** DATASET EXCERPTS **

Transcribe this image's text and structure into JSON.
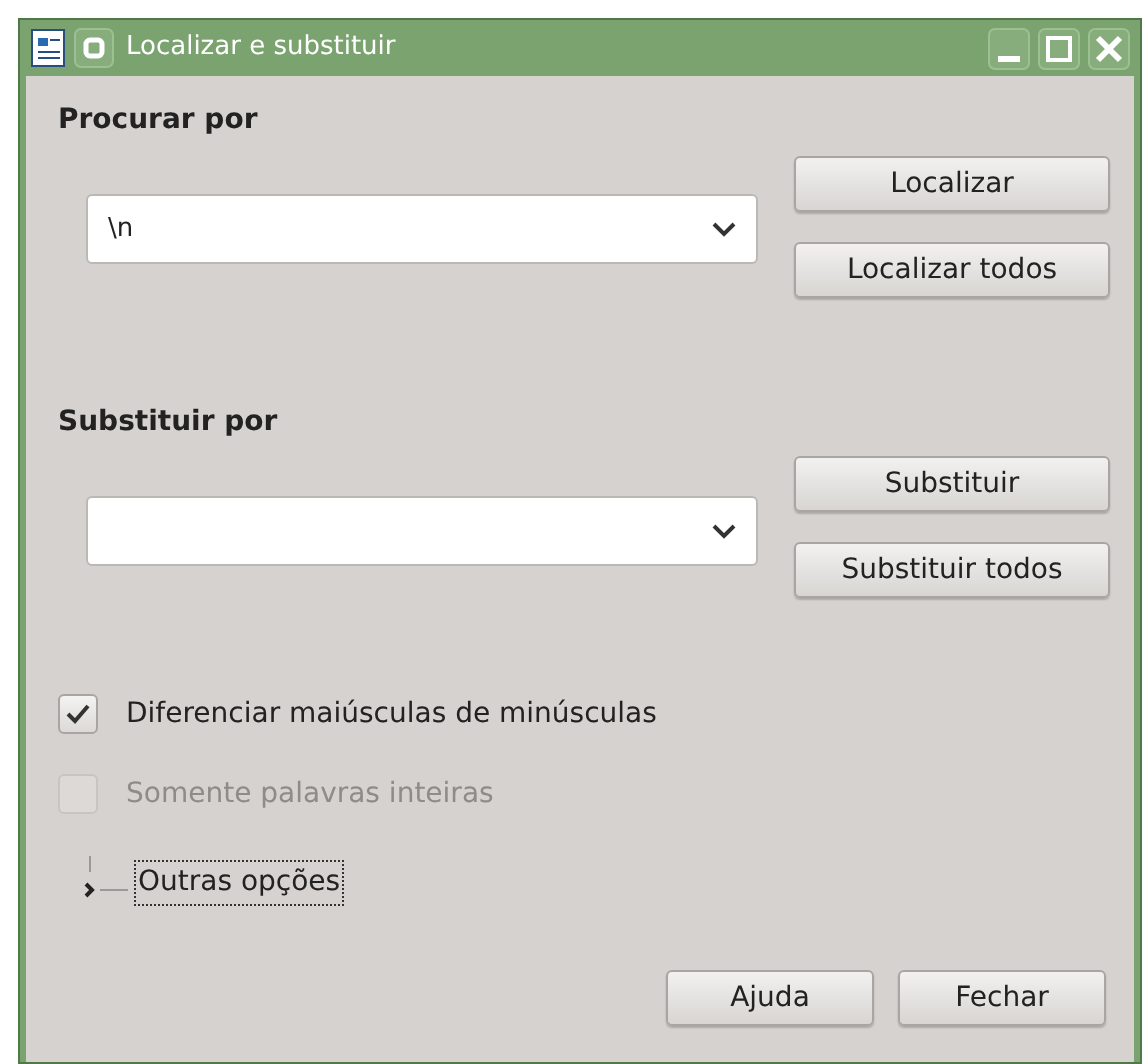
{
  "window": {
    "title": "Localizar e substituir"
  },
  "search": {
    "label": "Procurar por",
    "value": "\\n"
  },
  "search_buttons": [
    {
      "label": "Localizar"
    },
    {
      "label": "Localizar todos"
    }
  ],
  "replace": {
    "label": "Substituir por"
  },
  "replace_buttons": [
    {
      "label": "Substituir"
    },
    {
      "label": "Substituir todos"
    }
  ],
  "options": [
    {
      "label": "Diferenciar maiúsculas de minúsculas",
      "checked": true,
      "disabled": false
    },
    {
      "label": "Somente palavras inteiras",
      "checked": false,
      "disabled": true
    }
  ],
  "expander": {
    "label": "Outras opções",
    "expanded": false
  },
  "buttons": [
    {
      "label": "Ajuda"
    },
    {
      "label": "Fechar"
    }
  ]
}
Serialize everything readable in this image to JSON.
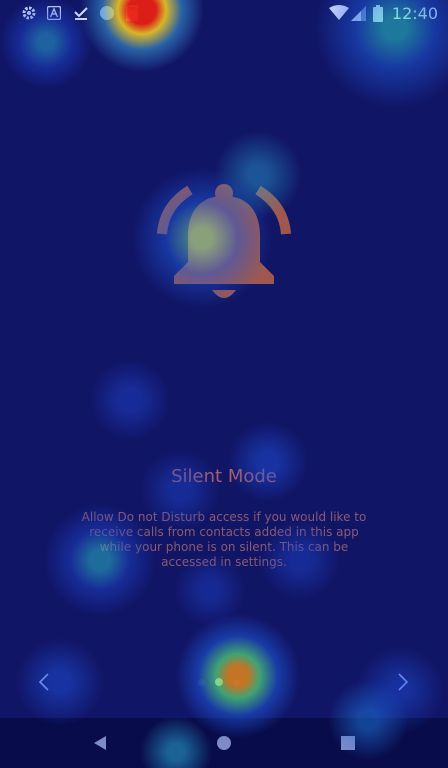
{
  "status_bar": {
    "time": "12:40",
    "icons": [
      "settings-icon",
      "app-a-icon",
      "download-done-icon",
      "circle-icon",
      "sd-card-icon",
      "wifi-icon",
      "signal-icon",
      "battery-icon"
    ]
  },
  "onboarding": {
    "illustration": "bell-ringing-icon",
    "title": "Silent Mode",
    "description": "Allow Do not Disturb access if you would like to receive calls from contacts added in this app while your phone is on silent. This can be accessed in settings.",
    "page_count": 3,
    "current_page": 2
  },
  "pager": {
    "prev_icon": "chevron-left-icon",
    "next_icon": "chevron-right-icon"
  },
  "nav_bar": {
    "back_icon": "back-triangle-icon",
    "home_icon": "home-circle-icon",
    "recents_icon": "recents-square-icon"
  },
  "colors": {
    "background": "#111566",
    "bell": "#a0584e",
    "title": "#a8606a",
    "active_dot": "#d8ffe8"
  }
}
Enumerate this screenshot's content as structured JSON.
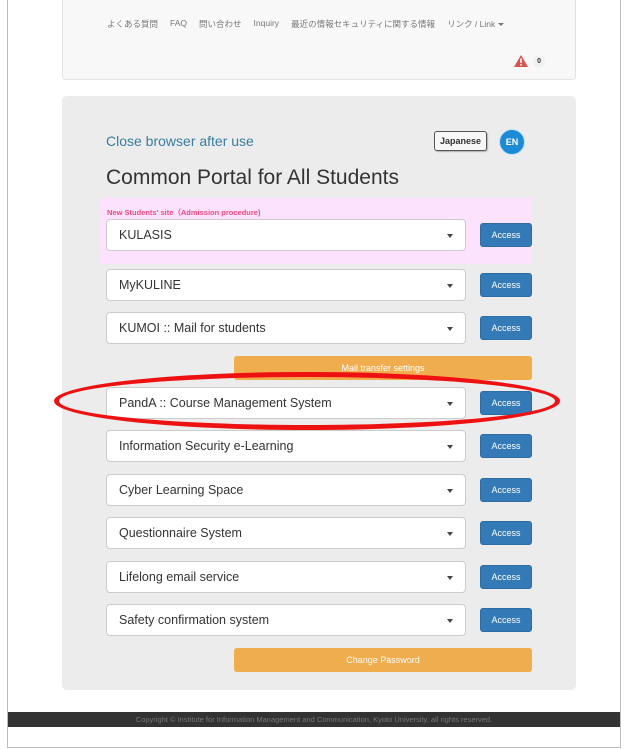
{
  "nav": {
    "links": [
      "よくある質問",
      "FAQ",
      "問い合わせ",
      "Inquiry",
      "最近の情報セキュリティに関する情報",
      "リンク / Link"
    ],
    "alert_count": "0"
  },
  "panel": {
    "close_msg": "Close browser after use",
    "lang_japanese": "Japanese",
    "lang_en": "EN",
    "title": "Common Portal for All Students",
    "new_students_label": "New Students' site（Admission procedure)",
    "access_label": "Access",
    "services": [
      "KULASIS",
      "MyKULINE",
      "KUMOI :: Mail for students",
      "PandA :: Course Management System",
      "Information Security e-Learning",
      "Cyber Learning Space",
      "Questionnaire System",
      "Lifelong email service",
      "Safety confirmation system"
    ],
    "mail_transfer_label": "Mail transfer settings",
    "change_password_label": "Change Password"
  },
  "footer": {
    "copyright": "Copyright © Institute for Information Management and Communication, Kyoto University, all rights reserved."
  },
  "colors": {
    "access_blue": "#337ab7",
    "orange": "#f0ad4e",
    "highlight_pink": "#fde2fd",
    "annotation_red": "#ee1111"
  }
}
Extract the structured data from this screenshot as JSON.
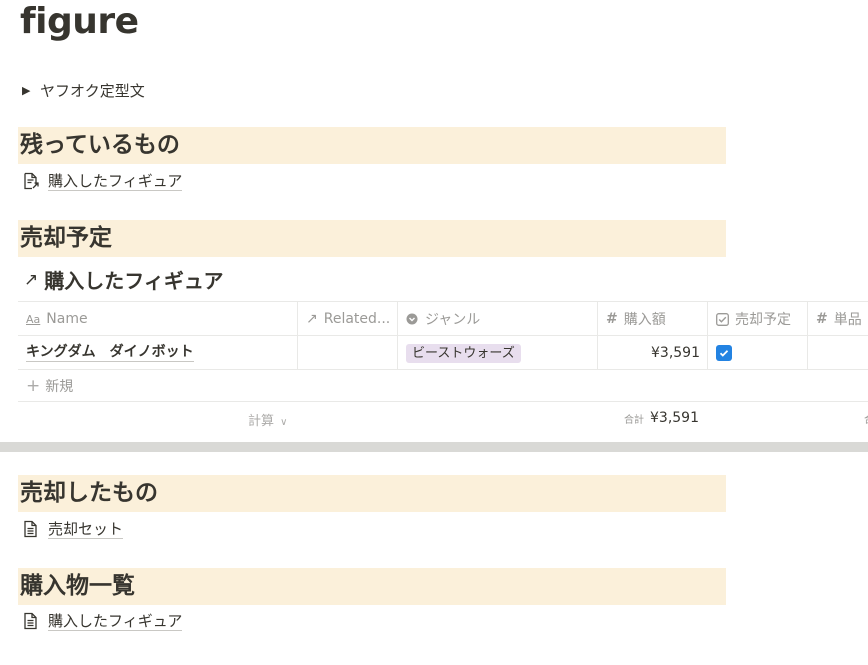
{
  "page": {
    "title": "figure",
    "toggle_label": "ヤフオク定型文"
  },
  "sections": {
    "remaining": {
      "heading": "残っているもの",
      "link": "購入したフィギュア"
    },
    "planned": {
      "heading": "売却予定",
      "db_title": "購入したフィギュア"
    },
    "sold": {
      "heading": "売却したもの",
      "link": "売却セット"
    },
    "purchases": {
      "heading": "購入物一覧",
      "link": "購入したフィギュア"
    }
  },
  "table": {
    "columns": {
      "name": "Name",
      "related": "Related...",
      "genre": "ジャンル",
      "price": "購入額",
      "sale_planned": "売却予定",
      "unit_price": "単品"
    },
    "rows": [
      {
        "name": "キングダム　ダイノボット",
        "genre": "ビーストウォーズ",
        "price": "¥3,591",
        "sale_planned": true
      }
    ],
    "new_label": "新規",
    "calc_label": "計算",
    "sum_prefix": "合計",
    "sum_value": "¥3,591",
    "sum_prefix_trailing": "合"
  },
  "colors": {
    "heading_background": "#fbf0da",
    "tag_background": "#e8deee",
    "checkbox": "#2383e2"
  }
}
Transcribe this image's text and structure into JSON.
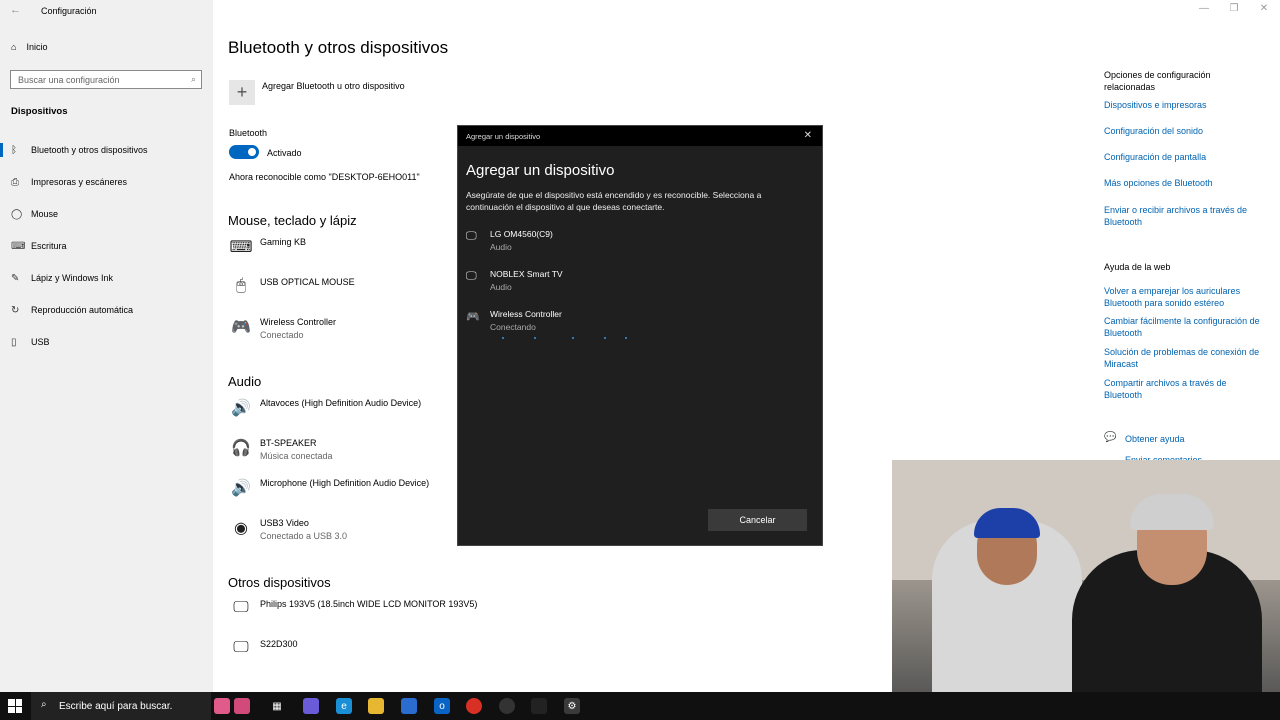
{
  "window": {
    "title": "Configuración",
    "back": "←",
    "min": "—",
    "max": "❐",
    "close": "✕"
  },
  "sidebar": {
    "home": {
      "icon": "⌂",
      "label": "Inicio"
    },
    "search_placeholder": "Buscar una configuración",
    "section_title": "Dispositivos",
    "items": [
      {
        "icon": "ᛒ",
        "label": "Bluetooth y otros dispositivos",
        "active": true
      },
      {
        "icon": "⎙",
        "label": "Impresoras y escáneres"
      },
      {
        "icon": "◯",
        "label": "Mouse"
      },
      {
        "icon": "⌨",
        "label": "Escritura"
      },
      {
        "icon": "✎",
        "label": "Lápiz y Windows Ink"
      },
      {
        "icon": "↻",
        "label": "Reproducción automática"
      },
      {
        "icon": "▯",
        "label": "USB"
      }
    ]
  },
  "main": {
    "title": "Bluetooth y otros dispositivos",
    "add_label": "Agregar Bluetooth u otro dispositivo",
    "bluetooth_label": "Bluetooth",
    "toggle_state": "Activado",
    "discoverable": "Ahora reconocible como \"DESKTOP-6EHO011\"",
    "groups": {
      "mouse": {
        "title": "Mouse, teclado y lápiz",
        "devices": [
          {
            "icon": "⌨",
            "name": "Gaming KB",
            "status": ""
          },
          {
            "icon": "🖱",
            "name": "USB OPTICAL MOUSE",
            "status": ""
          },
          {
            "icon": "🎮",
            "name": "Wireless Controller",
            "status": "Conectado"
          }
        ]
      },
      "audio": {
        "title": "Audio",
        "devices": [
          {
            "icon": "🔊",
            "name": "Altavoces (High Definition Audio Device)",
            "status": ""
          },
          {
            "icon": "🎧",
            "name": "BT-SPEAKER",
            "status": "Música conectada"
          },
          {
            "icon": "🔊",
            "name": "Microphone (High Definition Audio Device)",
            "status": ""
          },
          {
            "icon": "◉",
            "name": "USB3 Video",
            "status": "Conectado a USB 3.0"
          }
        ]
      },
      "other": {
        "title": "Otros dispositivos",
        "devices": [
          {
            "icon": "🖵",
            "name": "Philips 193V5 (18.5inch WIDE LCD MONITOR 193V5)",
            "status": ""
          },
          {
            "icon": "🖵",
            "name": "S22D300",
            "status": ""
          }
        ]
      }
    }
  },
  "right": {
    "related_title": "Opciones de configuración relacionadas",
    "related_links": [
      "Dispositivos e impresoras",
      "Configuración del sonido",
      "Configuración de pantalla",
      "Más opciones de Bluetooth",
      "Enviar o recibir archivos a través de Bluetooth"
    ],
    "help_title": "Ayuda de la web",
    "help_links": [
      "Volver a emparejar los auriculares Bluetooth para sonido estéreo",
      "Cambiar fácilmente la configuración de Bluetooth",
      "Solución de problemas de conexión de Miracast",
      "Compartir archivos a través de Bluetooth"
    ],
    "get_help": "Obtener ayuda",
    "feedback": "Enviar comentarios"
  },
  "dialog": {
    "bar_title": "Agregar un dispositivo",
    "heading": "Agregar un dispositivo",
    "description": "Asegúrate de que el dispositivo está encendido y es reconocible. Selecciona a continuación el dispositivo al que deseas conectarte.",
    "devices": [
      {
        "icon": "🖵",
        "name": "LG OM4560(C9)",
        "status": "Audio"
      },
      {
        "icon": "🖵",
        "name": "NOBLEX Smart TV",
        "status": "Audio"
      },
      {
        "icon": "🎮",
        "name": "Wireless Controller",
        "status": "Conectando"
      }
    ],
    "cancel": "Cancelar"
  },
  "taskbar": {
    "search_placeholder": "Escribe aquí para buscar."
  },
  "colors": {
    "accent": "#0067c0",
    "link": "#0063b1",
    "dialog_bg": "#1f1f1f"
  }
}
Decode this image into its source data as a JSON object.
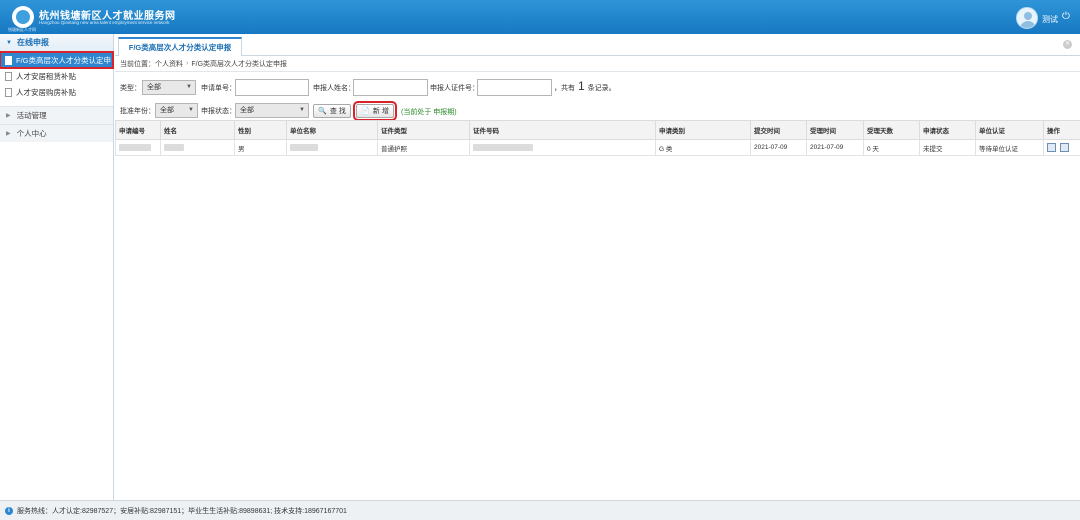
{
  "header": {
    "title": "杭州钱塘新区人才就业服务网",
    "subtitle": "Hangzhou Qiantang new area talent employment service network",
    "logo_caption": "钱塘新区人才网",
    "user": "测试",
    "power_glyph": "⏻"
  },
  "sidebar": {
    "section_title": "在线申报",
    "items": [
      {
        "label": "F/G类高层次人才分类认定申"
      },
      {
        "label": "人才安居租赁补贴"
      },
      {
        "label": "人才安居购房补贴"
      }
    ],
    "groups": [
      {
        "label": "活动管理"
      },
      {
        "label": "个人中心"
      }
    ]
  },
  "tab": {
    "label": "F/G类高层次人才分类认定申报"
  },
  "breadcrumb": {
    "prefix": "当前位置：",
    "parent": "个人资料",
    "separator": "›",
    "current": "F/G类高层次人才分类认定申报"
  },
  "filters": {
    "type_label": "类型：",
    "type_value": "全部",
    "app_no_label": "申请单号：",
    "applicant_label": "申报人姓名：",
    "id_label": "申报人证件号：",
    "count_prefix": "，共有",
    "count": "1",
    "count_suffix": "条记录。",
    "year_label": "批准年份：",
    "year_value": "全部",
    "status_label": "申报状态：",
    "status_value": "全部",
    "search_button": "查 找",
    "add_button": "新 增",
    "tip": "(当前处于 申报期)"
  },
  "table": {
    "headers": [
      "申请编号",
      "姓名",
      "性别",
      "单位名称",
      "证件类型",
      "证件号码",
      "申请类别",
      "提交时间",
      "受理时间",
      "受理天数",
      "申请状态",
      "单位认证",
      "操作"
    ],
    "rows": [
      {
        "gender": "男",
        "id_type": "普通护照",
        "category": "G 类",
        "submit_time": "2021-07-09",
        "accept_time": "2021-07-09",
        "days": "0 天",
        "status": "未提交",
        "company_cert": "等待单位认证"
      }
    ]
  },
  "footer": {
    "text": "服务热线：人才认定:82987527；安居补贴:82987151；毕业生生活补贴:89898631; 技术支持:18967167701"
  },
  "colors": {
    "brand": "#1678c2",
    "highlight": "#d8232a",
    "tip": "#2a8a2a"
  }
}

** THE TASK **
Look above for lines with the word "circle" and copy them all.

** RESULT **
      "circle-icon",
    "home_icon": "home-circle-icon",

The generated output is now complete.